--- RECORDED DATA ---

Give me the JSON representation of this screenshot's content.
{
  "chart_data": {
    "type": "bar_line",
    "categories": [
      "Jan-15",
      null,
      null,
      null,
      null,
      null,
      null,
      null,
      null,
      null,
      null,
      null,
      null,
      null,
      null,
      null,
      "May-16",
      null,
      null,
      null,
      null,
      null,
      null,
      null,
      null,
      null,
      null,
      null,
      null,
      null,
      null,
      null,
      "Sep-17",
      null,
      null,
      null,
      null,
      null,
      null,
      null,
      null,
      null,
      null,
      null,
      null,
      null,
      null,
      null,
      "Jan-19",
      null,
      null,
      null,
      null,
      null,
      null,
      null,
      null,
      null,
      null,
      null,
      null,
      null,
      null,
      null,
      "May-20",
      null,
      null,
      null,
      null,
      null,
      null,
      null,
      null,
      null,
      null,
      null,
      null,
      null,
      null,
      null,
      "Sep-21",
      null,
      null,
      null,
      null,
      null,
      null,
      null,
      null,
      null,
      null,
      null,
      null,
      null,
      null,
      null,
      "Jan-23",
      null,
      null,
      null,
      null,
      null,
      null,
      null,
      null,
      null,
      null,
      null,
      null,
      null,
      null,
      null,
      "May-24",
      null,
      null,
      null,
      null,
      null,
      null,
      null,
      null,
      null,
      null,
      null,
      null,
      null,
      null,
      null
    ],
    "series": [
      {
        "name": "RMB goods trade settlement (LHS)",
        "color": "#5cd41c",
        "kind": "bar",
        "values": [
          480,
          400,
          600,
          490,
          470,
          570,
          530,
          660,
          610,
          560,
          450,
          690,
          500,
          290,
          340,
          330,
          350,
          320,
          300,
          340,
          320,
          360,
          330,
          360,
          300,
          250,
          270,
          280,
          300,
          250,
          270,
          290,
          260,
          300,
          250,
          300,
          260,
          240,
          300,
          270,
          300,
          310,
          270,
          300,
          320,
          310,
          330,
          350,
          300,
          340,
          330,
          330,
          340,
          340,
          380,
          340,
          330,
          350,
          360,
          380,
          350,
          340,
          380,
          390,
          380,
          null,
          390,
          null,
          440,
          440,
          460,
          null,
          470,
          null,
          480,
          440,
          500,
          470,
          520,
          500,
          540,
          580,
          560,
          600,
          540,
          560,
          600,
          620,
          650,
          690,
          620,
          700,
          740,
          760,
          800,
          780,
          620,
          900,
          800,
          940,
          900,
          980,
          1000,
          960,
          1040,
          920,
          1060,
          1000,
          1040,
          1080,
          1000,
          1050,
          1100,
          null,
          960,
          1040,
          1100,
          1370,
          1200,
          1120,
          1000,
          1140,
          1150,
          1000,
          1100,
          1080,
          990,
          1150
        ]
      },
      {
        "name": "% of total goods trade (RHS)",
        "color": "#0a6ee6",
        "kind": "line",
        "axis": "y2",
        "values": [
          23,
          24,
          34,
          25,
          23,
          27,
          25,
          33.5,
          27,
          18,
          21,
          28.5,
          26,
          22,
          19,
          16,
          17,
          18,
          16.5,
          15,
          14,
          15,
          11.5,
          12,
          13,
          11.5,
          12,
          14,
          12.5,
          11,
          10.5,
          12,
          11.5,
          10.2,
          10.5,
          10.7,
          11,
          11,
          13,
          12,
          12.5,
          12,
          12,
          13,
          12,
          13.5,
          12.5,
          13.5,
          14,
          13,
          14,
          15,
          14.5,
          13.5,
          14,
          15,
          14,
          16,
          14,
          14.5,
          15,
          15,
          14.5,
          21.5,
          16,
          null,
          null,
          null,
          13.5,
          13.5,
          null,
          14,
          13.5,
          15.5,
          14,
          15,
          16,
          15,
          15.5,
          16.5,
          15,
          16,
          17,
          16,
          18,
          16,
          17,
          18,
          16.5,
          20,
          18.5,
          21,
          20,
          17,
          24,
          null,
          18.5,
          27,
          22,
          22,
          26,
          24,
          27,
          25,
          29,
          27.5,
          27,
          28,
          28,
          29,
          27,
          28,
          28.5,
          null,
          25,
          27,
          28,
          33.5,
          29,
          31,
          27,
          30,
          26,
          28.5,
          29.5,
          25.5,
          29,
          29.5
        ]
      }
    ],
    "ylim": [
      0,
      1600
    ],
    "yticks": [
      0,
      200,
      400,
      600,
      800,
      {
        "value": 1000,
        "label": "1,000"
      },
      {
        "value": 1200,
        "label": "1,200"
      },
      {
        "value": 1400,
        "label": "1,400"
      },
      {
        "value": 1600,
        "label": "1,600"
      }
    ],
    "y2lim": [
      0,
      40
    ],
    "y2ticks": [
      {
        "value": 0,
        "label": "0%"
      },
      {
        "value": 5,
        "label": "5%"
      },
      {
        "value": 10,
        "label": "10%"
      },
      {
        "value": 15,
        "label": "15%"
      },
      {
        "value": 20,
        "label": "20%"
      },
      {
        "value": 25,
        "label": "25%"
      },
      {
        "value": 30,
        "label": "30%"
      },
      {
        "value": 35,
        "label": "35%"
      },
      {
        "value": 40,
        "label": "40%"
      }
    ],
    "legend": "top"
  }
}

---

▶ [WRITTEN EXERCISE]
Each line of the material should be duplicated exactly, please.

▶ [SOLUTION TO THIS EXERCISE]
Give me the JSON representation of this screenshot's content.
{
  "chart_data": {
    "type": "bar_line",
    "categories": [
      "Jan-15",
      null,
      null,
      null,
      null,
      null,
      null,
      null,
      null,
      null,
      null,
      null,
      null,
      null,
      null,
      null,
      "May-16",
      null,
      null,
      null,
      null,
      null,
      null,
      null,
      null,
      null,
      null,
      null,
      null,
      null,
      null,
      null,
      "Sep-17",
      null,
      null,
      null,
      null,
      null,
      null,
      null,
      null,
      null,
      null,
      null,
      null,
      null,
      null,
      null,
      "Jan-19",
      null,
      null,
      null,
      null,
      null,
      null,
      null,
      null,
      null,
      null,
      null,
      null,
      null,
      null,
      null,
      "May-20",
      null,
      null,
      null,
      null,
      null,
      null,
      null,
      null,
      null,
      null,
      null,
      null,
      null,
      null,
      null,
      "Sep-21",
      null,
      null,
      null,
      null,
      null,
      null,
      null,
      null,
      null,
      null,
      null,
      null,
      null,
      null,
      null,
      "Jan-23",
      null,
      null,
      null,
      null,
      null,
      null,
      null,
      null,
      null,
      null,
      null,
      null,
      null,
      null,
      null,
      "May-24",
      null,
      null,
      null,
      null,
      null,
      null,
      null,
      null,
      null,
      null,
      null,
      null,
      null,
      null,
      null
    ],
    "series": [
      {
        "name": "RMB goods trade settlement (LHS)",
        "color": "#5cd41c",
        "kind": "bar",
        "values": [
          480,
          400,
          600,
          490,
          470,
          570,
          530,
          660,
          610,
          560,
          450,
          690,
          500,
          290,
          340,
          330,
          350,
          320,
          300,
          340,
          320,
          360,
          330,
          360,
          300,
          250,
          270,
          280,
          300,
          250,
          270,
          290,
          260,
          300,
          250,
          300,
          260,
          240,
          300,
          270,
          300,
          310,
          270,
          300,
          320,
          310,
          330,
          350,
          300,
          340,
          330,
          330,
          340,
          340,
          380,
          340,
          330,
          350,
          360,
          380,
          350,
          340,
          380,
          390,
          380,
          null,
          390,
          null,
          440,
          440,
          460,
          null,
          470,
          null,
          480,
          440,
          500,
          470,
          520,
          500,
          540,
          580,
          560,
          600,
          540,
          560,
          600,
          620,
          650,
          690,
          620,
          700,
          740,
          760,
          800,
          780,
          620,
          900,
          800,
          940,
          900,
          980,
          1000,
          960,
          1040,
          920,
          1060,
          1000,
          1040,
          1080,
          1000,
          1050,
          1100,
          null,
          960,
          1040,
          1100,
          1370,
          1200,
          1120,
          1000,
          1140,
          1150,
          1000,
          1100,
          1080,
          990,
          1150
        ]
      },
      {
        "name": "% of total goods trade (RHS)",
        "color": "#0a6ee6",
        "kind": "line",
        "axis": "y2",
        "values": [
          23,
          24,
          34,
          25,
          23,
          27,
          25,
          33.5,
          27,
          18,
          21,
          28.5,
          26,
          22,
          19,
          16,
          17,
          18,
          16.5,
          15,
          14,
          15,
          11.5,
          12,
          13,
          11.5,
          12,
          14,
          12.5,
          11,
          10.5,
          12,
          11.5,
          10.2,
          10.5,
          10.7,
          11,
          11,
          13,
          12,
          12.5,
          12,
          12,
          13,
          12,
          13.5,
          12.5,
          13.5,
          14,
          13,
          14,
          15,
          14.5,
          13.5,
          14,
          15,
          14,
          16,
          14,
          14.5,
          15,
          15,
          14.5,
          21.5,
          16,
          null,
          null,
          null,
          13.5,
          13.5,
          null,
          14,
          13.5,
          15.5,
          14,
          15,
          16,
          15,
          15.5,
          16.5,
          15,
          16,
          17,
          16,
          18,
          16,
          17,
          18,
          16.5,
          20,
          18.5,
          21,
          20,
          17,
          24,
          null,
          18.5,
          27,
          22,
          22,
          26,
          24,
          27,
          25,
          29,
          27.5,
          27,
          28,
          28,
          29,
          27,
          28,
          28.5,
          null,
          25,
          27,
          28,
          33.5,
          29,
          31,
          27,
          30,
          26,
          28.5,
          29.5,
          25.5,
          29,
          29.5
        ]
      }
    ],
    "ylim": [
      0,
      1600
    ],
    "yticks": [
      0,
      200,
      400,
      600,
      800,
      {
        "value": 1000,
        "label": "1,000"
      },
      {
        "value": 1200,
        "label": "1,200"
      },
      {
        "value": 1400,
        "label": "1,400"
      },
      {
        "value": 1600,
        "label": "1,600"
      }
    ],
    "y2lim": [
      0,
      40
    ],
    "y2ticks": [
      {
        "value": 0,
        "label": "0%"
      },
      {
        "value": 5,
        "label": "5%"
      },
      {
        "value": 10,
        "label": "10%"
      },
      {
        "value": 15,
        "label": "15%"
      },
      {
        "value": 20,
        "label": "20%"
      },
      {
        "value": 25,
        "label": "25%"
      },
      {
        "value": 30,
        "label": "30%"
      },
      {
        "value": 35,
        "label": "35%"
      },
      {
        "value": 40,
        "label": "40%"
      }
    ],
    "legend": "top"
  }
}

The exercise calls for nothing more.